WRITTEN INSTRUCTION: Without including any pictures, copy each entry below exactly.

Start of RECORDS SUPPLIED

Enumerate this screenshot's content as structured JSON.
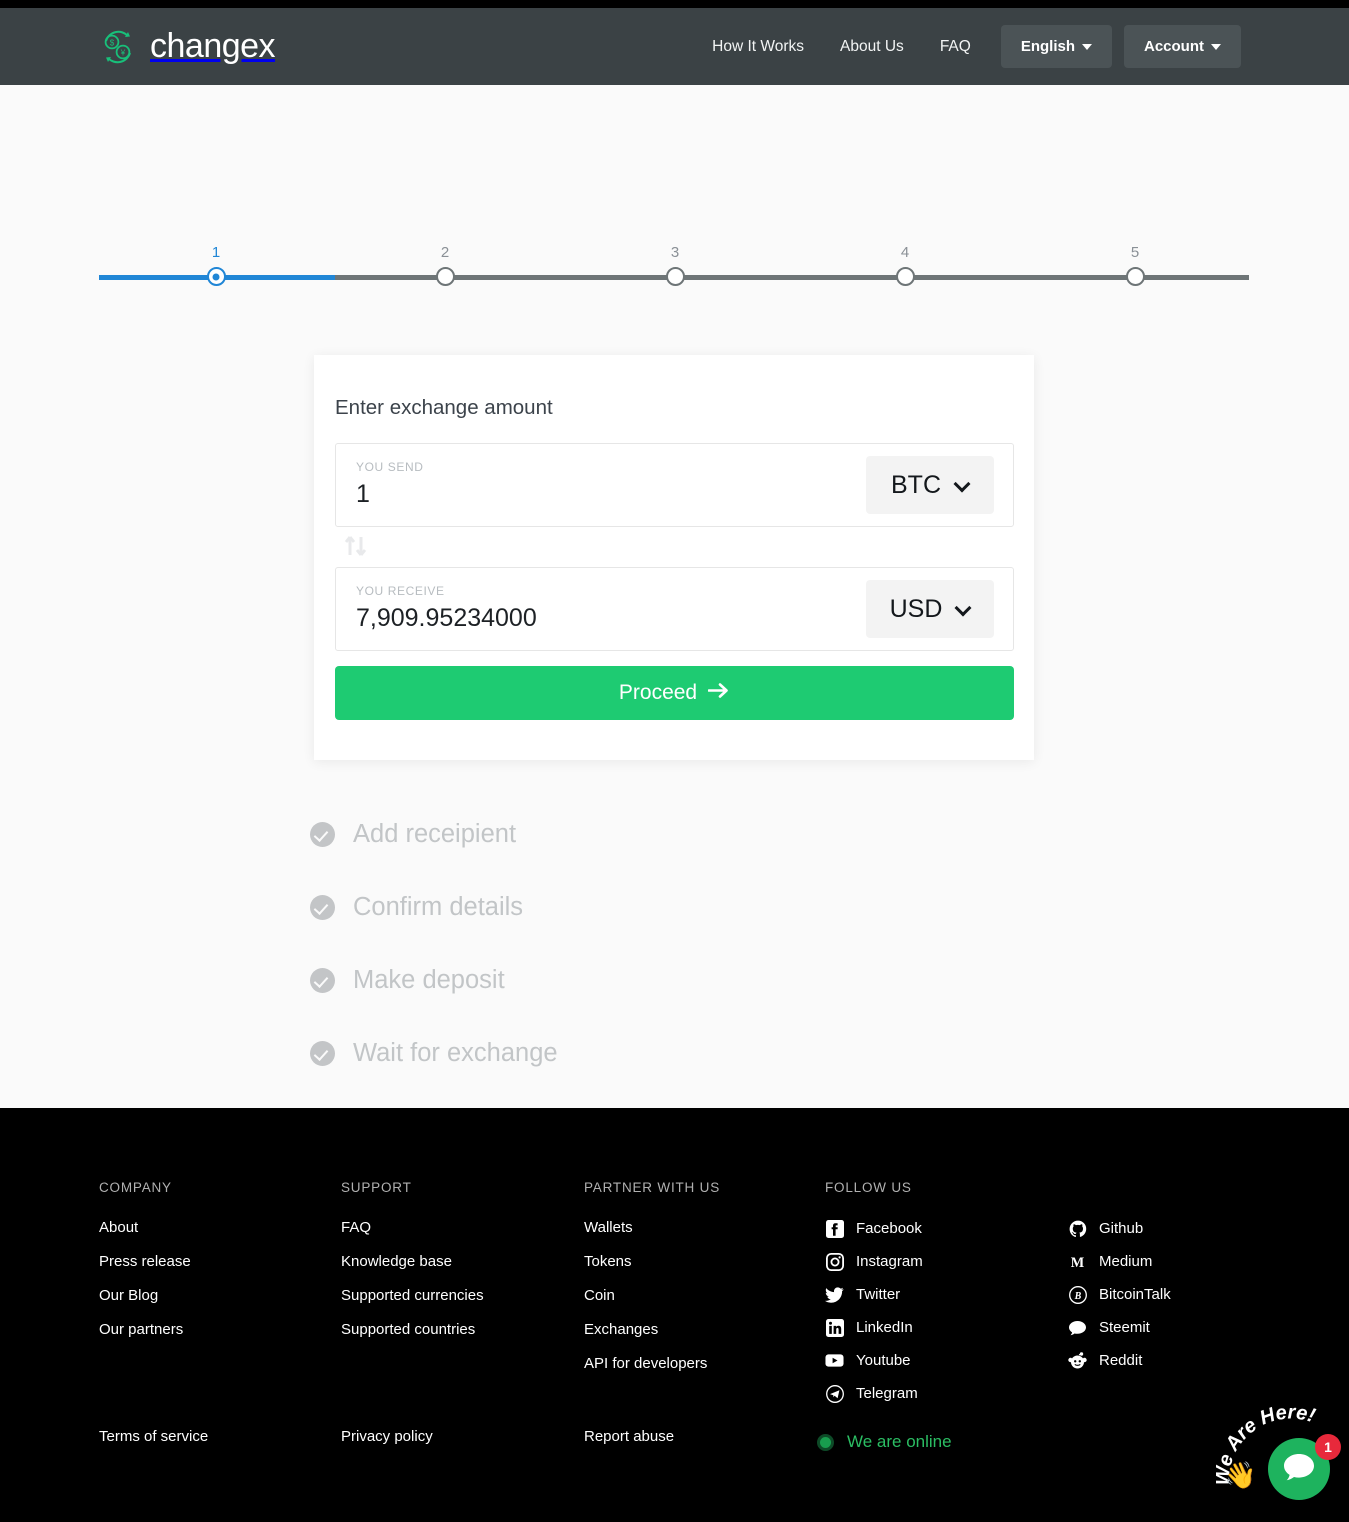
{
  "brand": {
    "name": "changex",
    "logo_icon": "exchange-coins-icon"
  },
  "header": {
    "nav_links": [
      {
        "label": "How It Works"
      },
      {
        "label": "About Us"
      },
      {
        "label": "FAQ"
      }
    ],
    "language_button": {
      "label": "English",
      "icon": "caret-down-icon"
    },
    "account_button": {
      "label": "Account",
      "icon": "caret-down-icon"
    }
  },
  "stepper": {
    "active_step": 1,
    "steps": [
      {
        "number": "1"
      },
      {
        "number": "2"
      },
      {
        "number": "3"
      },
      {
        "number": "4"
      },
      {
        "number": "5"
      }
    ],
    "active_color": "#2086d6",
    "inactive_color": "#6e7577"
  },
  "exchange_card": {
    "title": "Enter exchange amount",
    "send": {
      "label": "YOU SEND",
      "value": "1",
      "currency": "BTC",
      "currency_icon": "chevron-down-icon"
    },
    "receive": {
      "label": "YOU RECEIVE",
      "value": "7,909.95234000",
      "currency": "USD",
      "currency_icon": "chevron-down-icon"
    },
    "swap_icon": "swap-vertical-icon",
    "proceed_button": {
      "label": "Proceed",
      "icon": "arrow-right-icon",
      "color": "#1ecb72"
    }
  },
  "pending_steps": [
    {
      "label": "Add receipient",
      "icon": "check-circle-icon"
    },
    {
      "label": "Confirm details",
      "icon": "check-circle-icon"
    },
    {
      "label": "Make deposit",
      "icon": "check-circle-icon"
    },
    {
      "label": "Wait for exchange",
      "icon": "check-circle-icon"
    }
  ],
  "footer": {
    "columns": [
      {
        "heading": "COMPANY",
        "links": [
          {
            "label": "About"
          },
          {
            "label": "Press release"
          },
          {
            "label": "Our Blog"
          },
          {
            "label": "Our partners"
          }
        ]
      },
      {
        "heading": "SUPPORT",
        "links": [
          {
            "label": "FAQ"
          },
          {
            "label": "Knowledge base"
          },
          {
            "label": "Supported currencies"
          },
          {
            "label": "Supported countries"
          }
        ]
      },
      {
        "heading": "PARTNER WITH US",
        "links": [
          {
            "label": "Wallets"
          },
          {
            "label": "Tokens"
          },
          {
            "label": "Coin"
          },
          {
            "label": "Exchanges"
          },
          {
            "label": "API for developers"
          }
        ]
      }
    ],
    "follow_us": {
      "heading": "FOLLOW US",
      "column_one": [
        {
          "label": "Facebook",
          "icon": "facebook-icon"
        },
        {
          "label": "Instagram",
          "icon": "instagram-icon"
        },
        {
          "label": "Twitter",
          "icon": "twitter-icon"
        },
        {
          "label": "LinkedIn",
          "icon": "linkedin-icon"
        },
        {
          "label": "Youtube",
          "icon": "youtube-icon"
        },
        {
          "label": "Telegram",
          "icon": "telegram-icon"
        }
      ],
      "column_two": [
        {
          "label": "Github",
          "icon": "github-icon"
        },
        {
          "label": "Medium",
          "icon": "medium-icon"
        },
        {
          "label": "BitcoinTalk",
          "icon": "bitcoin-icon"
        },
        {
          "label": "Steemit",
          "icon": "speech-bubble-icon"
        },
        {
          "label": "Reddit",
          "icon": "reddit-icon"
        }
      ]
    },
    "bottom_links": [
      {
        "label": "Terms of service"
      },
      {
        "label": "Privacy policy"
      },
      {
        "label": "Report abuse"
      }
    ],
    "status": {
      "label": "We are online",
      "icon": "status-dot-icon",
      "color": "#2bbd63"
    }
  },
  "chat_widget": {
    "caption": "We Are Here!",
    "badge_count": "1",
    "bubble_icon": "chat-bubble-icon",
    "wave_icon": "waving-hand-icon",
    "bubble_color": "#1eb35e",
    "badge_color": "#e8293b"
  }
}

End of RECORDS SUPPLIED

PROBLEM SOLUTION:
Enumerate this screenshot's content as structured JSON.
{
  "brand": {
    "name": "changex",
    "logo_icon": "exchange-coins-icon"
  },
  "header": {
    "nav_links": [
      {
        "label": "How It Works"
      },
      {
        "label": "About Us"
      },
      {
        "label": "FAQ"
      }
    ],
    "language_button": {
      "label": "English",
      "icon": "caret-down-icon"
    },
    "account_button": {
      "label": "Account",
      "icon": "caret-down-icon"
    }
  },
  "stepper": {
    "active_step": 1,
    "steps": [
      {
        "number": "1"
      },
      {
        "number": "2"
      },
      {
        "number": "3"
      },
      {
        "number": "4"
      },
      {
        "number": "5"
      }
    ],
    "active_color": "#2086d6",
    "inactive_color": "#6e7577"
  },
  "exchange_card": {
    "title": "Enter exchange amount",
    "send": {
      "label": "YOU SEND",
      "value": "1",
      "currency": "BTC",
      "currency_icon": "chevron-down-icon"
    },
    "receive": {
      "label": "YOU RECEIVE",
      "value": "7,909.95234000",
      "currency": "USD",
      "currency_icon": "chevron-down-icon"
    },
    "swap_icon": "swap-vertical-icon",
    "proceed_button": {
      "label": "Proceed",
      "icon": "arrow-right-icon",
      "color": "#1ecb72"
    }
  },
  "pending_steps": [
    {
      "label": "Add receipient",
      "icon": "check-circle-icon"
    },
    {
      "label": "Confirm details",
      "icon": "check-circle-icon"
    },
    {
      "label": "Make deposit",
      "icon": "check-circle-icon"
    },
    {
      "label": "Wait for exchange",
      "icon": "check-circle-icon"
    }
  ],
  "footer": {
    "columns": [
      {
        "heading": "COMPANY",
        "links": [
          {
            "label": "About"
          },
          {
            "label": "Press release"
          },
          {
            "label": "Our Blog"
          },
          {
            "label": "Our partners"
          }
        ]
      },
      {
        "heading": "SUPPORT",
        "links": [
          {
            "label": "FAQ"
          },
          {
            "label": "Knowledge base"
          },
          {
            "label": "Supported currencies"
          },
          {
            "label": "Supported countries"
          }
        ]
      },
      {
        "heading": "PARTNER WITH US",
        "links": [
          {
            "label": "Wallets"
          },
          {
            "label": "Tokens"
          },
          {
            "label": "Coin"
          },
          {
            "label": "Exchanges"
          },
          {
            "label": "API for developers"
          }
        ]
      }
    ],
    "follow_us": {
      "heading": "FOLLOW US",
      "column_one": [
        {
          "label": "Facebook",
          "icon": "facebook-icon"
        },
        {
          "label": "Instagram",
          "icon": "instagram-icon"
        },
        {
          "label": "Twitter",
          "icon": "twitter-icon"
        },
        {
          "label": "LinkedIn",
          "icon": "linkedin-icon"
        },
        {
          "label": "Youtube",
          "icon": "youtube-icon"
        },
        {
          "label": "Telegram",
          "icon": "telegram-icon"
        }
      ],
      "column_two": [
        {
          "label": "Github",
          "icon": "github-icon"
        },
        {
          "label": "Medium",
          "icon": "medium-icon"
        },
        {
          "label": "BitcoinTalk",
          "icon": "bitcoin-icon"
        },
        {
          "label": "Steemit",
          "icon": "speech-bubble-icon"
        },
        {
          "label": "Reddit",
          "icon": "reddit-icon"
        }
      ]
    },
    "bottom_links": [
      {
        "label": "Terms of service"
      },
      {
        "label": "Privacy policy"
      },
      {
        "label": "Report abuse"
      }
    ],
    "status": {
      "label": "We are online",
      "icon": "status-dot-icon",
      "color": "#2bbd63"
    }
  },
  "chat_widget": {
    "caption": "We Are Here!",
    "badge_count": "1",
    "bubble_icon": "chat-bubble-icon",
    "wave_icon": "waving-hand-icon",
    "bubble_color": "#1eb35e",
    "badge_color": "#e8293b"
  }
}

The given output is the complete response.